Source records
********************
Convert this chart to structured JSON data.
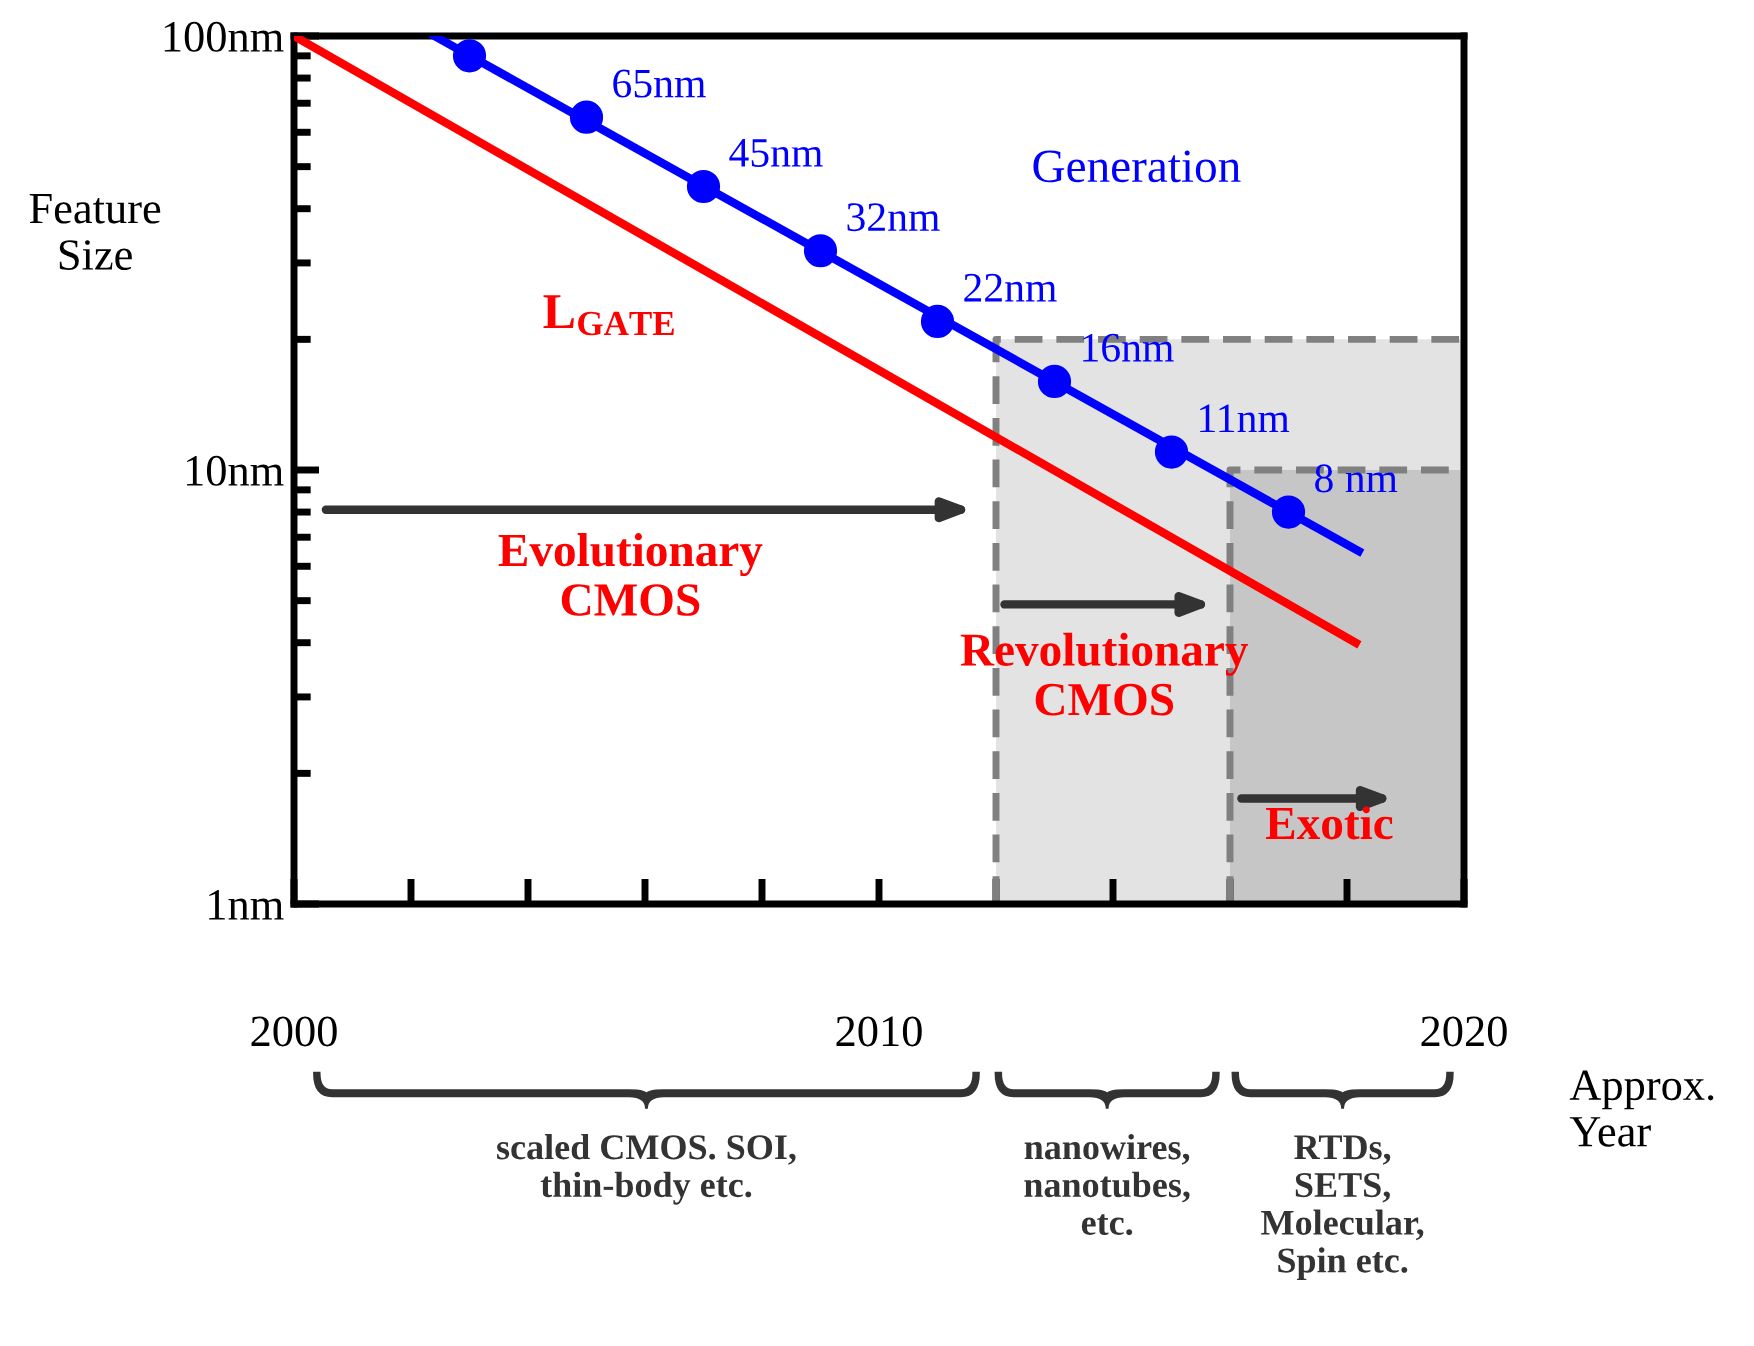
{
  "chart_data": {
    "type": "line",
    "xlabel": "Approx.\nYear",
    "ylabel": "Feature\nSize",
    "log": "y",
    "xlim": [
      2000,
      2020
    ],
    "ylim": [
      1,
      100
    ],
    "xticks": [
      2000,
      {
        "value": 2002,
        "label": null
      },
      {
        "value": 2004,
        "label": null
      },
      {
        "value": 2006,
        "label": null
      },
      {
        "value": 2008,
        "label": null
      },
      2010,
      {
        "value": 2012,
        "label": null
      },
      {
        "value": 2014,
        "label": null
      },
      {
        "value": 2016,
        "label": null
      },
      {
        "value": 2018,
        "label": null
      },
      2020
    ],
    "yticks": [
      {
        "value": 1,
        "label": "1nm"
      },
      {
        "value": 10,
        "label": "10nm"
      },
      {
        "value": 100,
        "label": "100nm"
      }
    ],
    "series": [
      {
        "type": "area",
        "color": "#e3e3e3",
        "line_style": "dashed",
        "x": [
          2012,
          2020
        ],
        "values": [
          20,
          20
        ]
      },
      {
        "type": "area",
        "color": "#c6c6c6",
        "line_style": "dashed",
        "x": [
          2016,
          2020
        ],
        "values": [
          10,
          10
        ]
      },
      {
        "color": "#0000ff",
        "marker": "none",
        "x": [
          2002.4,
          2018.2
        ],
        "values": [
          100,
          6.5
        ]
      },
      {
        "name": "Generation",
        "type": "scatter",
        "color": "#0000ff",
        "marker": "circle",
        "x": [
          2003,
          2005,
          2007,
          2009,
          2011,
          2013,
          2015,
          2017
        ],
        "values": [
          90,
          65,
          45,
          32,
          22,
          16,
          11,
          8
        ],
        "value_labels": [
          null,
          "65nm",
          "45nm",
          "32nm",
          "22nm",
          "16nm",
          "11nm",
          "8 nm"
        ]
      },
      {
        "name": "L$_{GATE}$",
        "color": "#ff0000",
        "marker": "none",
        "x": [
          2000,
          2018.15
        ],
        "values": [
          100,
          4
        ]
      }
    ],
    "annotations": [
      "Evolutionary\nCMOS",
      "Revolutionary\nCMOS",
      "Exotic",
      "scaled CMOS. SOI,\nthin-body etc.",
      "nanowires,\nnanotubes,\netc.",
      "RTDs,\nSETS,\nMolecular,\nSpin etc."
    ],
    "grid": false,
    "legend": false
  }
}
********************
> Problem to work on
Skip every picture and transcribe the data above exactly.

> Response to the exercise
Convert this chart to structured JSON data.
{
  "chart_data": {
    "type": "line",
    "xlabel": "Approx.\nYear",
    "ylabel": "Feature\nSize",
    "log": "y",
    "xlim": [
      2000,
      2020
    ],
    "ylim": [
      1,
      100
    ],
    "xticks": [
      2000,
      {
        "value": 2002,
        "label": null
      },
      {
        "value": 2004,
        "label": null
      },
      {
        "value": 2006,
        "label": null
      },
      {
        "value": 2008,
        "label": null
      },
      2010,
      {
        "value": 2012,
        "label": null
      },
      {
        "value": 2014,
        "label": null
      },
      {
        "value": 2016,
        "label": null
      },
      {
        "value": 2018,
        "label": null
      },
      2020
    ],
    "yticks": [
      {
        "value": 1,
        "label": "1nm"
      },
      {
        "value": 10,
        "label": "10nm"
      },
      {
        "value": 100,
        "label": "100nm"
      }
    ],
    "series": [
      {
        "type": "area",
        "color": "#e3e3e3",
        "line_style": "dashed",
        "x": [
          2012,
          2020
        ],
        "values": [
          20,
          20
        ]
      },
      {
        "type": "area",
        "color": "#c6c6c6",
        "line_style": "dashed",
        "x": [
          2016,
          2020
        ],
        "values": [
          10,
          10
        ]
      },
      {
        "color": "#0000ff",
        "marker": "none",
        "x": [
          2002.4,
          2018.2
        ],
        "values": [
          100,
          6.5
        ]
      },
      {
        "name": "Generation",
        "type": "scatter",
        "color": "#0000ff",
        "marker": "circle",
        "x": [
          2003,
          2005,
          2007,
          2009,
          2011,
          2013,
          2015,
          2017
        ],
        "values": [
          90,
          65,
          45,
          32,
          22,
          16,
          11,
          8
        ],
        "value_labels": [
          null,
          "65nm",
          "45nm",
          "32nm",
          "22nm",
          "16nm",
          "11nm",
          "8 nm"
        ]
      },
      {
        "name": "L$_{GATE}$",
        "color": "#ff0000",
        "marker": "none",
        "x": [
          2000,
          2018.15
        ],
        "values": [
          100,
          4
        ]
      }
    ],
    "annotations": [
      "Evolutionary\nCMOS",
      "Revolutionary\nCMOS",
      "Exotic",
      "scaled CMOS. SOI,\nthin-body etc.",
      "nanowires,\nnanotubes,\netc.",
      "RTDs,\nSETS,\nMolecular,\nSpin etc."
    ],
    "grid": false,
    "legend": false
  }
}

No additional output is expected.